Exercise instructions:
Repeat the records exactly. Every line must match.

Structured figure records
—————

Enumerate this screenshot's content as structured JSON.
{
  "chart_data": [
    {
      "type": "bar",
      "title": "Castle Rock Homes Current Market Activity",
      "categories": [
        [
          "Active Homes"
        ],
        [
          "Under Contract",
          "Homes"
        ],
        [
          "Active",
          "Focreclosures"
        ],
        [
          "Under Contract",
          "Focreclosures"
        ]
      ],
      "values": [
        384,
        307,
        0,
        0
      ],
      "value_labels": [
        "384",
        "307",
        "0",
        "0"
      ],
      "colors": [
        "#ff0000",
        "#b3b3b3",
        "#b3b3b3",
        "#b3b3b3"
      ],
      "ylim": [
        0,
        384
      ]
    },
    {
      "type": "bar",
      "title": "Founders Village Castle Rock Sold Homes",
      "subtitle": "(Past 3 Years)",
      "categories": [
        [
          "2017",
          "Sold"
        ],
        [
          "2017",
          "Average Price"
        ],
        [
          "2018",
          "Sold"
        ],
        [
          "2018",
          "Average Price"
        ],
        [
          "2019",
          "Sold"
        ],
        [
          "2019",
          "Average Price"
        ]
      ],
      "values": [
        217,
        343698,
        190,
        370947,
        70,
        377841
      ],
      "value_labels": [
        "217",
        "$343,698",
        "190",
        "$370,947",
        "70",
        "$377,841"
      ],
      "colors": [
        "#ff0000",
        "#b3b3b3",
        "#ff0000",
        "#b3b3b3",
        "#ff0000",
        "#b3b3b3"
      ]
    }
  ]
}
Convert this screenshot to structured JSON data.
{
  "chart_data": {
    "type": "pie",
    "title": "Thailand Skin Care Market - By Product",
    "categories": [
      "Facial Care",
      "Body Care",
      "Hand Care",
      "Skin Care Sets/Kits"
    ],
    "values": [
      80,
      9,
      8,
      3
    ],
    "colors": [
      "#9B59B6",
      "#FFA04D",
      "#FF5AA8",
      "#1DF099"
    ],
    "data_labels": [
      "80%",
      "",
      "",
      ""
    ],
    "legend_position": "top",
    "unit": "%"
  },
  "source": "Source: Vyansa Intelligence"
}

—————

Written answer:
Enumerate this screenshot's content as structured JSON.
{
  "chart_data": [
    {
      "type": "bar",
      "title": "Castle Rock Homes Current Market Activity",
      "categories": [
        [
          "Active Homes"
        ],
        [
          "Under Contract",
          "Homes"
        ],
        [
          "Active",
          "Focreclosures"
        ],
        [
          "Under Contract",
          "Focreclosures"
        ]
      ],
      "values": [
        384,
        307,
        0,
        0
      ],
      "value_labels": [
        "384",
        "307",
        "0",
        "0"
      ],
      "colors": [
        "#ff0000",
        "#b3b3b3",
        "#b3b3b3",
        "#b3b3b3"
      ],
      "ylim": [
        0,
        384
      ]
    },
    {
      "type": "bar",
      "title": "Founders Village Castle Rock Sold Homes",
      "subtitle": "(Past 3 Years)",
      "categories": [
        [
          "2017",
          "Sold"
        ],
        [
          "2017",
          "Average Price"
        ],
        [
          "2018",
          "Sold"
        ],
        [
          "2018",
          "Average Price"
        ],
        [
          "2019",
          "Sold"
        ],
        [
          "2019",
          "Average Price"
        ]
      ],
      "values": [
        217,
        343698,
        190,
        370947,
        70,
        377841
      ],
      "value_labels": [
        "217",
        "$343,698",
        "190",
        "$370,947",
        "70",
        "$377,841"
      ],
      "colors": [
        "#ff0000",
        "#b3b3b3",
        "#ff0000",
        "#b3b3b3",
        "#ff0000",
        "#b3b3b3"
      ]
    }
  ]
}
Convert this screenshot to structured JSON data.
{
  "chart_data": {
    "type": "pie",
    "title": "Thailand Skin Care Market - By Product",
    "categories": [
      "Facial Care",
      "Body Care",
      "Hand Care",
      "Skin Care Sets/Kits"
    ],
    "values": [
      80,
      9,
      8,
      3
    ],
    "colors": [
      "#9B59B6",
      "#FFA04D",
      "#FF5AA8",
      "#1DF099"
    ],
    "data_labels": [
      "80%",
      "",
      "",
      ""
    ],
    "legend_position": "top",
    "unit": "%"
  },
  "source": "Source: Vyansa Intelligence"
}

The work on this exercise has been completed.